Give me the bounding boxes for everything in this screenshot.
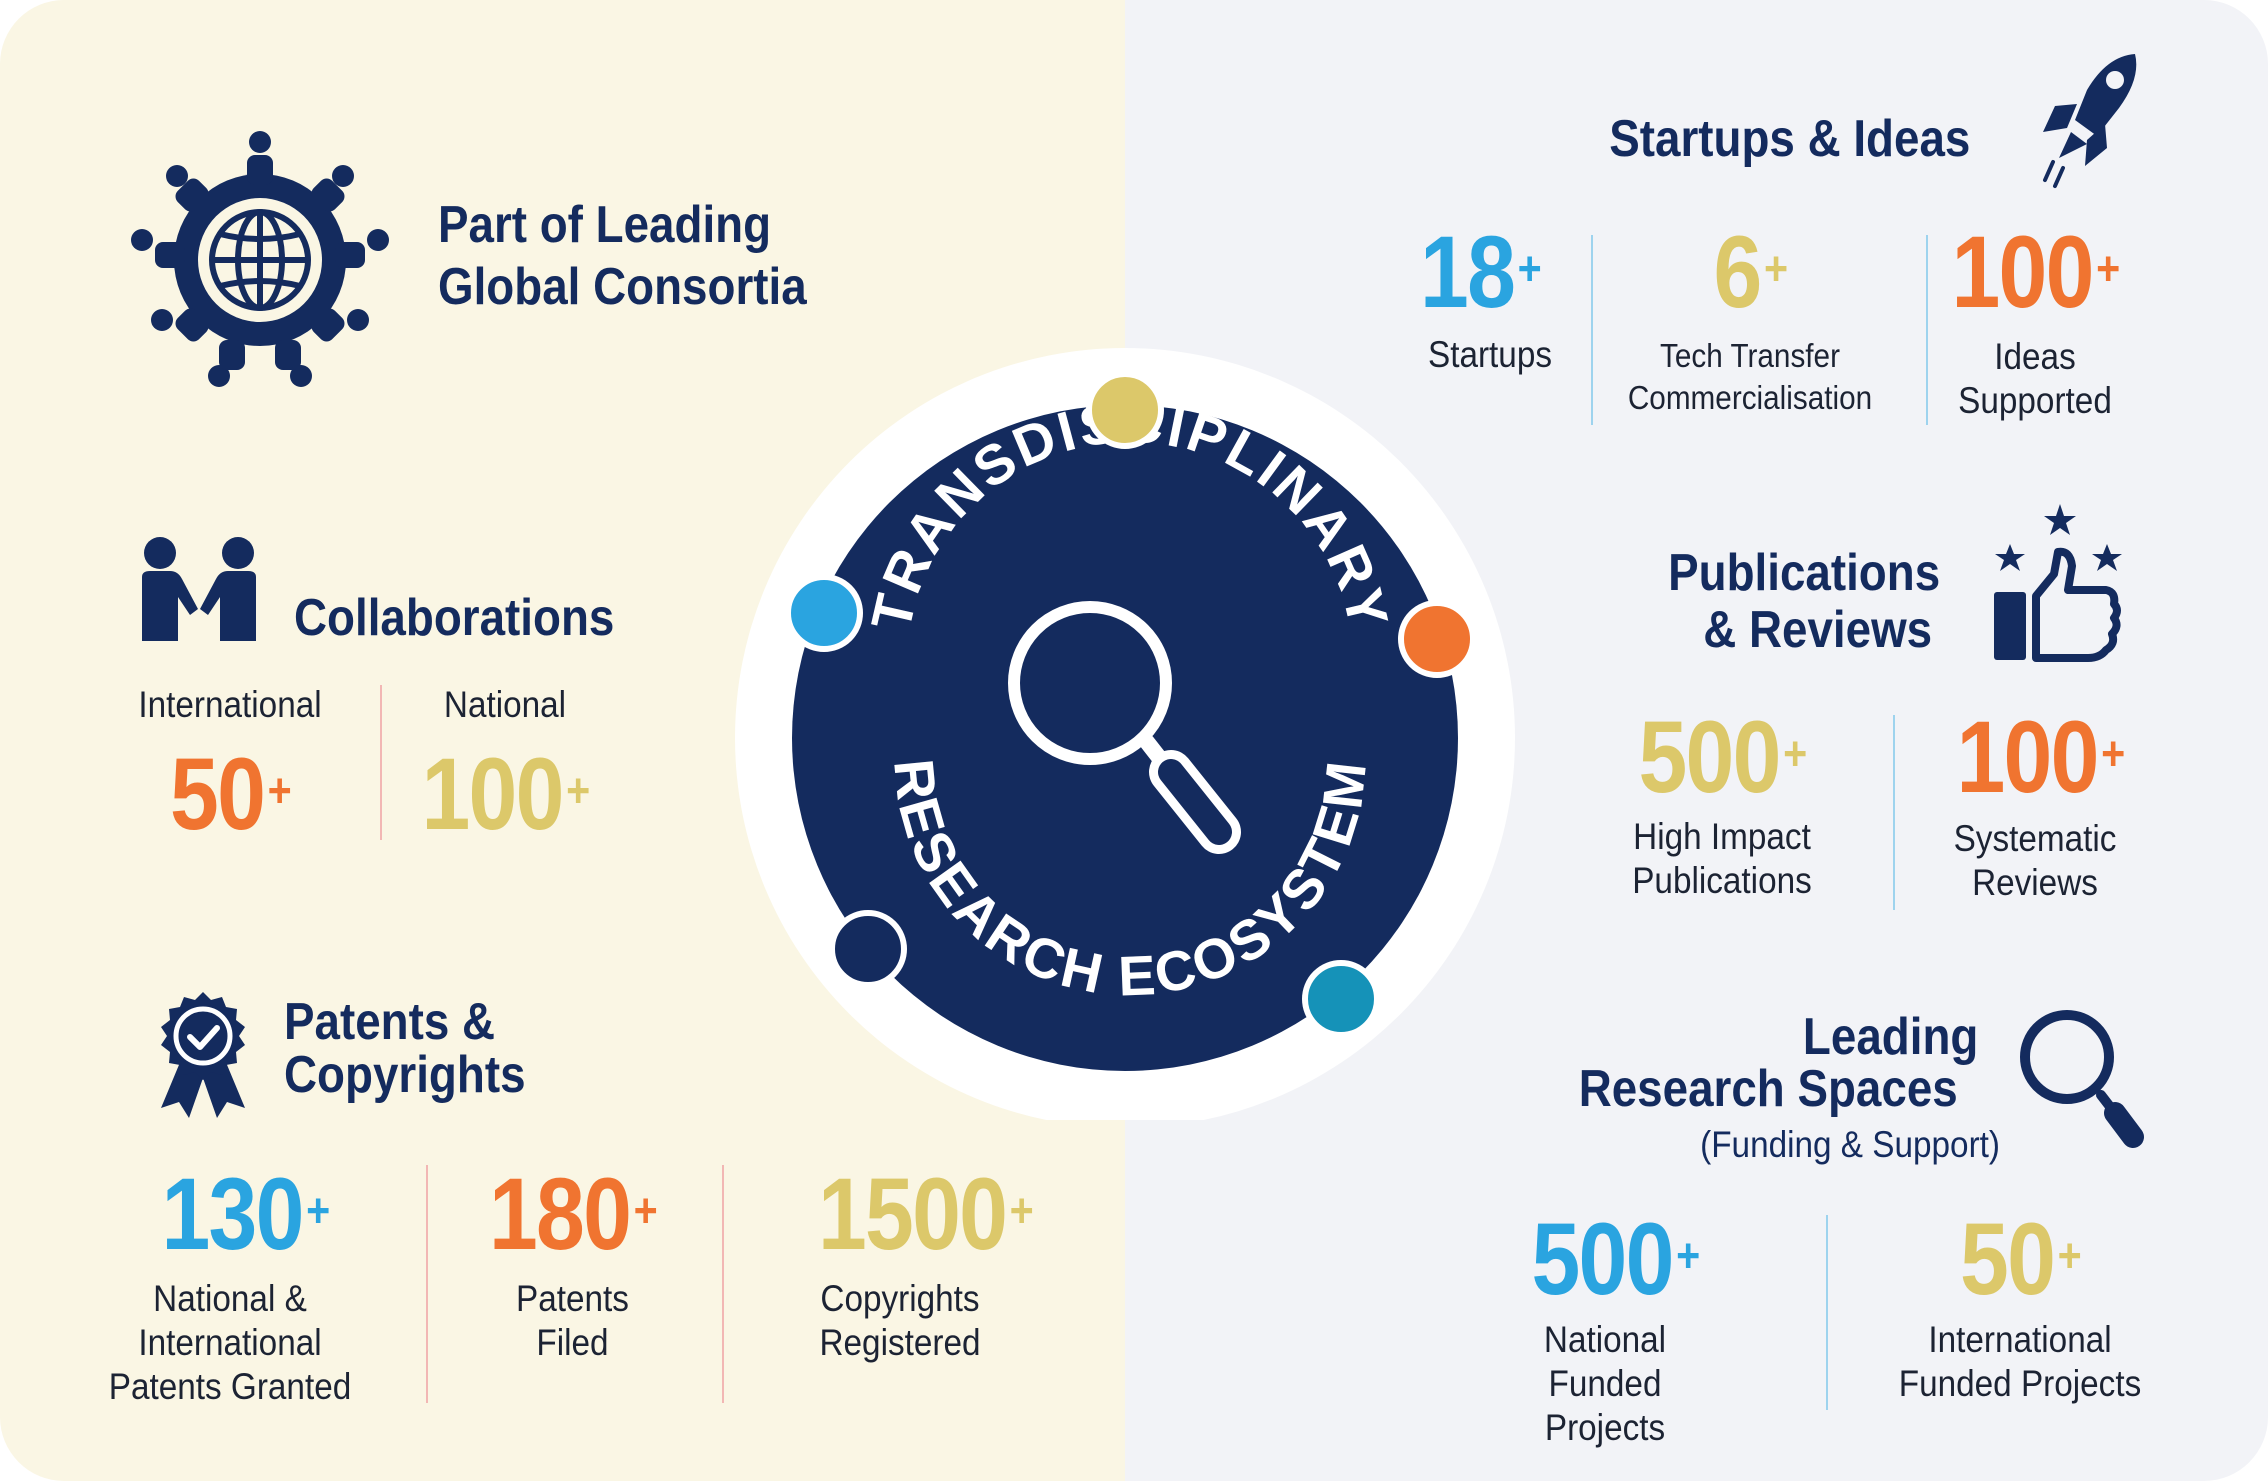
stat-label-national-funded: National Funded Projects: [1543, 1319, 1667, 1448]
stat-reviews: 100+: [1956, 700, 2125, 814]
stat-label-patents-filed: Patents Filed: [516, 1278, 629, 1363]
patents-title-line1: Patents &: [284, 993, 496, 1051]
divider: [1591, 235, 1593, 425]
stat-label-national: National: [443, 684, 567, 725]
stat-national-funded: 500+: [1531, 1202, 1700, 1316]
magnifier-icon: [1008, 601, 1241, 854]
dot-navy: [829, 910, 907, 988]
search-icon: [2020, 1010, 2144, 1148]
stat-label-international-funded: International Funded Projects: [1898, 1319, 2142, 1404]
stat-label-ideas: Ideas Supported: [1958, 336, 2112, 421]
stat-startups: 18+: [1420, 215, 1542, 329]
stat-copyrights: 1500+: [817, 1157, 1034, 1271]
startups-title: Startups & Ideas: [1608, 110, 1970, 168]
thumbs-up-stars-icon: [1994, 504, 2122, 662]
handshake-people-icon: [142, 537, 256, 641]
stat-tech-transfer: 6+: [1713, 215, 1789, 329]
stat-publications: 500+: [1638, 700, 1807, 814]
divider: [1826, 1215, 1828, 1410]
consortia-title-line2: Global Consortia: [438, 258, 807, 316]
research-title-line2: Research Spaces: [1578, 1060, 1958, 1118]
dot-orange: [1398, 600, 1476, 678]
global-community-icon: [131, 131, 389, 387]
stat-patents-granted: 130+: [161, 1157, 330, 1271]
stat-label-copyrights: Copyrights Registered: [819, 1278, 981, 1363]
rocket-icon: [2043, 54, 2137, 188]
center-emblem: TRANSDISCIPLINARY RESEARCH ECOSYSTEM: [735, 348, 1515, 1120]
research-title-line1: Leading: [1802, 1008, 1978, 1066]
stat-international-funded: 50+: [1960, 1202, 2082, 1316]
stat-label-tech-transfer: Tech Transfer Commercialisation: [1627, 337, 1873, 416]
collaborations-title: Collaborations: [294, 589, 615, 647]
divider: [1893, 715, 1895, 910]
stat-label-startups: Startups: [1427, 334, 1553, 375]
divider: [380, 685, 382, 840]
stat-international-collab: 50+: [170, 737, 292, 851]
patents-title-line2: Copyrights: [284, 1046, 526, 1104]
divider: [1926, 235, 1928, 425]
stat-label-patents-granted: National & International Patents Granted: [108, 1278, 352, 1407]
stat-label-international: International: [138, 684, 322, 725]
research-subtitle: (Funding & Support): [1700, 1124, 2000, 1165]
publications-title-line1: Publications: [1667, 544, 1940, 602]
dot-teal: [1302, 960, 1380, 1038]
stat-label-reviews: Systematic Reviews: [1953, 818, 2117, 903]
dot-blue: [785, 574, 863, 652]
stat-national-collab: 100+: [421, 737, 590, 851]
stat-patents-filed: 180+: [488, 1157, 658, 1271]
dot-gold: [1086, 371, 1164, 449]
award-badge-icon: [161, 992, 245, 1118]
divider: [722, 1165, 724, 1403]
publications-title-line2: & Reviews: [1703, 601, 1932, 659]
stat-ideas: 100+: [1951, 215, 2120, 329]
emblem-disc: [792, 405, 1458, 1071]
divider: [426, 1165, 428, 1403]
consortia-title-line1: Part of Leading: [438, 196, 772, 254]
stat-label-publications: High Impact Publications: [1632, 816, 1812, 901]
* * * * *
** Written exercise **
Pick out every line in the entries above that contains the word "Projects", and copy each of those lines.

** Solution to this task **
stat-label-national-funded: National Funded Projects: [1543, 1319, 1667, 1448]
stat-label-international-funded: International Funded Projects: [1898, 1319, 2142, 1404]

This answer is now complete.